__MATERIAL PROVIDED__

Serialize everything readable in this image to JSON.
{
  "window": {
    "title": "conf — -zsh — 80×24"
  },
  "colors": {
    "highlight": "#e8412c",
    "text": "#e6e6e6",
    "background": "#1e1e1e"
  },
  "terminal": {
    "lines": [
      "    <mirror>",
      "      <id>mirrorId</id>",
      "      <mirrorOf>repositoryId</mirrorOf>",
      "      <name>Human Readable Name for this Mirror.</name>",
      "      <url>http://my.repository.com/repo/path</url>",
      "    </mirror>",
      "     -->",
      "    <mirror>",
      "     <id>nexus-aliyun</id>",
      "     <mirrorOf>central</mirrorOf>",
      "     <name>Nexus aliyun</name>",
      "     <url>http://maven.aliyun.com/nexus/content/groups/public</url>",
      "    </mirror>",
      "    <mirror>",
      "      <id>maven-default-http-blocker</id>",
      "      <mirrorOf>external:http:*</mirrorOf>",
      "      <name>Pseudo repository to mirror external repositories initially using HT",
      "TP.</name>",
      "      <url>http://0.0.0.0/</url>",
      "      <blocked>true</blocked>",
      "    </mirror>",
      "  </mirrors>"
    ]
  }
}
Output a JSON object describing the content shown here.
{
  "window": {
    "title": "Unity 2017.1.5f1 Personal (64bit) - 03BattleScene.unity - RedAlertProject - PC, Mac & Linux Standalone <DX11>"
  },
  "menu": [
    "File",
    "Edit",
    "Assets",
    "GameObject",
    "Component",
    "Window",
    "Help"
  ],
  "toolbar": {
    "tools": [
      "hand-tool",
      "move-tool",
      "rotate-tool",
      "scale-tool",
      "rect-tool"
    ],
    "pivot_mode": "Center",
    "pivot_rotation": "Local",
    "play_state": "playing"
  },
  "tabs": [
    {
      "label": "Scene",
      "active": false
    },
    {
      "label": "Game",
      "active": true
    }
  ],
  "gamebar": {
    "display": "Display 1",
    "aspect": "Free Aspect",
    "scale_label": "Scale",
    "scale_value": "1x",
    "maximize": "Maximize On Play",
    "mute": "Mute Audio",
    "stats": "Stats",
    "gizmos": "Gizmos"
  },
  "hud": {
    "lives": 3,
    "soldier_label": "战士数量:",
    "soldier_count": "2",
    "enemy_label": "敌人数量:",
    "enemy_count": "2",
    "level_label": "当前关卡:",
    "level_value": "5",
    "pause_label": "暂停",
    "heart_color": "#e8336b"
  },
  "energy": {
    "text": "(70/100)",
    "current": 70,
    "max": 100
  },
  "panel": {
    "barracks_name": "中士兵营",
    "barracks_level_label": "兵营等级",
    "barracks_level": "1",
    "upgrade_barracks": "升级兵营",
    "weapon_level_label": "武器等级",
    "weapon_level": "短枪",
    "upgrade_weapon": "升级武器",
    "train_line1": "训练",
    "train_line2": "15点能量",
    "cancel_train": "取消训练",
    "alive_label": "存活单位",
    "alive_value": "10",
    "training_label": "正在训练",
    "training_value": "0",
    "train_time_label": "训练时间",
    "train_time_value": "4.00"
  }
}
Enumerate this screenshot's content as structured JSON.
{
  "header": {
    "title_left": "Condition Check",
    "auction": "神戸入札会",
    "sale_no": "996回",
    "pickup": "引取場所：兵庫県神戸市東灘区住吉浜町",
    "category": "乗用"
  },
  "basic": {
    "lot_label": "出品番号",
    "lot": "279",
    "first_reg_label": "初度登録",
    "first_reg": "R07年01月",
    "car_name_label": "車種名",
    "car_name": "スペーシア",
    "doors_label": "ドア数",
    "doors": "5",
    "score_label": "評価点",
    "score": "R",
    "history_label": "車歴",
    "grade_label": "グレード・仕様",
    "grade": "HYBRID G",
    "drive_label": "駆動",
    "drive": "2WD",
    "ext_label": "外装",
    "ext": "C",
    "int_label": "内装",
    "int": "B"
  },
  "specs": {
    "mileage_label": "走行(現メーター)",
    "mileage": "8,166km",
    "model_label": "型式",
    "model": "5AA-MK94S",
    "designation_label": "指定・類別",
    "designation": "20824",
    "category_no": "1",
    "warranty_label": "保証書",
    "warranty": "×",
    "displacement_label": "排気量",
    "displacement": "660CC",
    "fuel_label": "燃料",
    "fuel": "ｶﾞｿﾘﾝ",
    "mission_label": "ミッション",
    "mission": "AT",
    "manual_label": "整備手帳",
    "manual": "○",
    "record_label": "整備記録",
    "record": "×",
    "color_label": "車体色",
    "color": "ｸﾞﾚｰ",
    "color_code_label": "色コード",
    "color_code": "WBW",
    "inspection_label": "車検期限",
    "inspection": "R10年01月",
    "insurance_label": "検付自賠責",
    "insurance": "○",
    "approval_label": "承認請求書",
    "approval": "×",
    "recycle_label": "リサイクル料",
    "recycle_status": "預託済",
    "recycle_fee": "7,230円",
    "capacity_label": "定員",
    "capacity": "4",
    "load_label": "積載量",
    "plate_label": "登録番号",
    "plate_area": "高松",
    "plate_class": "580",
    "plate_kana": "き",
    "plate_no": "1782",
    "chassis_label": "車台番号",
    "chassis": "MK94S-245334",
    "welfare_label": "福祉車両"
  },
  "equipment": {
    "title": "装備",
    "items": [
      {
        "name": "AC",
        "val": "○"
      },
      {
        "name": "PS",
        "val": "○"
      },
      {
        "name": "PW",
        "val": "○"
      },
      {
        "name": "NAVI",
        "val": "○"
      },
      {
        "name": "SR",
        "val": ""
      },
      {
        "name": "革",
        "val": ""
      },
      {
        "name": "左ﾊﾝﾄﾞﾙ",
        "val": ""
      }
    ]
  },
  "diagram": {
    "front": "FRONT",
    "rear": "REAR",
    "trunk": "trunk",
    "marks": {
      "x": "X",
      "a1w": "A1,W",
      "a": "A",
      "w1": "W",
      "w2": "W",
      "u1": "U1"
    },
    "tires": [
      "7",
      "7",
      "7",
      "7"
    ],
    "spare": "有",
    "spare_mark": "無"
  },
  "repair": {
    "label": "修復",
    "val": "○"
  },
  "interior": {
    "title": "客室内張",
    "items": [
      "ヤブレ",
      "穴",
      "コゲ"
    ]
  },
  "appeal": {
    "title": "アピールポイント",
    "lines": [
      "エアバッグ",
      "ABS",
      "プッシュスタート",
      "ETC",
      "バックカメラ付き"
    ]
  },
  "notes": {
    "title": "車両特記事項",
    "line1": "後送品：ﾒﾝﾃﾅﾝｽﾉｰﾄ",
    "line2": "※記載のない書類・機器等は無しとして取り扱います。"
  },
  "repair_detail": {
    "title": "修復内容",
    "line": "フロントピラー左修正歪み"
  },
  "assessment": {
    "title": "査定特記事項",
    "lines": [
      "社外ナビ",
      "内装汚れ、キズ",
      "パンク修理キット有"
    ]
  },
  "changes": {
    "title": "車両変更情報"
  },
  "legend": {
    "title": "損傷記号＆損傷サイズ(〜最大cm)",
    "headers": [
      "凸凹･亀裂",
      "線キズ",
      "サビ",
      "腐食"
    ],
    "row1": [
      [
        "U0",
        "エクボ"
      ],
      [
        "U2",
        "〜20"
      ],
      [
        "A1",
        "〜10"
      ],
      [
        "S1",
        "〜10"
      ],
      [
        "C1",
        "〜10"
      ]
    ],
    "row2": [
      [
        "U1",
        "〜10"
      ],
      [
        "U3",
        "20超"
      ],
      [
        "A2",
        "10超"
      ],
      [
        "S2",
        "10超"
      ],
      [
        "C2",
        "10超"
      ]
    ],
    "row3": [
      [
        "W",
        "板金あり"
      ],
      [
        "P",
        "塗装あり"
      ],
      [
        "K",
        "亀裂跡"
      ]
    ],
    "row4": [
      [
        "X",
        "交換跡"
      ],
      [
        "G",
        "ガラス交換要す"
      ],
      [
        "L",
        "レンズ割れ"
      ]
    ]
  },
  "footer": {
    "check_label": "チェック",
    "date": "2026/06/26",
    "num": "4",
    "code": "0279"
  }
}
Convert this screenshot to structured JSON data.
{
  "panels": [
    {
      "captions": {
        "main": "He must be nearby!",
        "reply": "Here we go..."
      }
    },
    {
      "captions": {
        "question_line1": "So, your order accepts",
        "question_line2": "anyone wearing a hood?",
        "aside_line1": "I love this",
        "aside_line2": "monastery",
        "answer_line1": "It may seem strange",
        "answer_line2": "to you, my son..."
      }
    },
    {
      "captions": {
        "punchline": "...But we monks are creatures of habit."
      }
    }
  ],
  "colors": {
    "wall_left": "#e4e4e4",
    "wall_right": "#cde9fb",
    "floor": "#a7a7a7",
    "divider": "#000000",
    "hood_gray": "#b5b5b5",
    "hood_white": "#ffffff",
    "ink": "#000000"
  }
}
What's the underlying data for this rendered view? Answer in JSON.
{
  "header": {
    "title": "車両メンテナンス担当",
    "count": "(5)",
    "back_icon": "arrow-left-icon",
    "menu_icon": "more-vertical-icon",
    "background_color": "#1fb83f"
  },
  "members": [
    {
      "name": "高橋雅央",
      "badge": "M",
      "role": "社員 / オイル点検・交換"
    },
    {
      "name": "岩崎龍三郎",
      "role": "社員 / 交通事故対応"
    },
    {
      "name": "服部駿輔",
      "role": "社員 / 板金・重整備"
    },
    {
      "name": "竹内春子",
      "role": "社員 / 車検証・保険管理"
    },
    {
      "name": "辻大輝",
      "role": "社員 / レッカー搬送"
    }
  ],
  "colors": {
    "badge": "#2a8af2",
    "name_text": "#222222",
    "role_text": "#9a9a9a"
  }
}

__WHAT TO PRODUCE__
Everything from the line containing "Convert this screenshot" to the end of the records must be written out exactly; include both of those lines and no others.

__ANSWER__
Convert this screenshot to structured JSON data.
{
  "panels": [
    {
      "captions": {
        "main": "He must be nearby!",
        "reply": "Here we go..."
      }
    },
    {
      "captions": {
        "question_line1": "So, your order accepts",
        "question_line2": "anyone wearing a hood?",
        "aside_line1": "I love this",
        "aside_line2": "monastery",
        "answer_line1": "It may seem strange",
        "answer_line2": "to you, my son..."
      }
    },
    {
      "captions": {
        "punchline": "...But we monks are creatures of habit."
      }
    }
  ],
  "colors": {
    "wall_left": "#e4e4e4",
    "wall_right": "#cde9fb",
    "floor": "#a7a7a7",
    "divider": "#000000",
    "hood_gray": "#b5b5b5",
    "hood_white": "#ffffff",
    "ink": "#000000"
  }
}
What's the underlying data for this rendered view? Answer in JSON.
{
  "header": {
    "title": "車両メンテナンス担当",
    "count": "(5)",
    "back_icon": "arrow-left-icon",
    "menu_icon": "more-vertical-icon",
    "background_color": "#1fb83f"
  },
  "members": [
    {
      "name": "高橋雅央",
      "badge": "M",
      "role": "社員 / オイル点検・交換"
    },
    {
      "name": "岩崎龍三郎",
      "role": "社員 / 交通事故対応"
    },
    {
      "name": "服部駿輔",
      "role": "社員 / 板金・重整備"
    },
    {
      "name": "竹内春子",
      "role": "社員 / 車検証・保険管理"
    },
    {
      "name": "辻大輝",
      "role": "社員 / レッカー搬送"
    }
  ],
  "colors": {
    "badge": "#2a8af2",
    "name_text": "#222222",
    "role_text": "#9a9a9a"
  }
}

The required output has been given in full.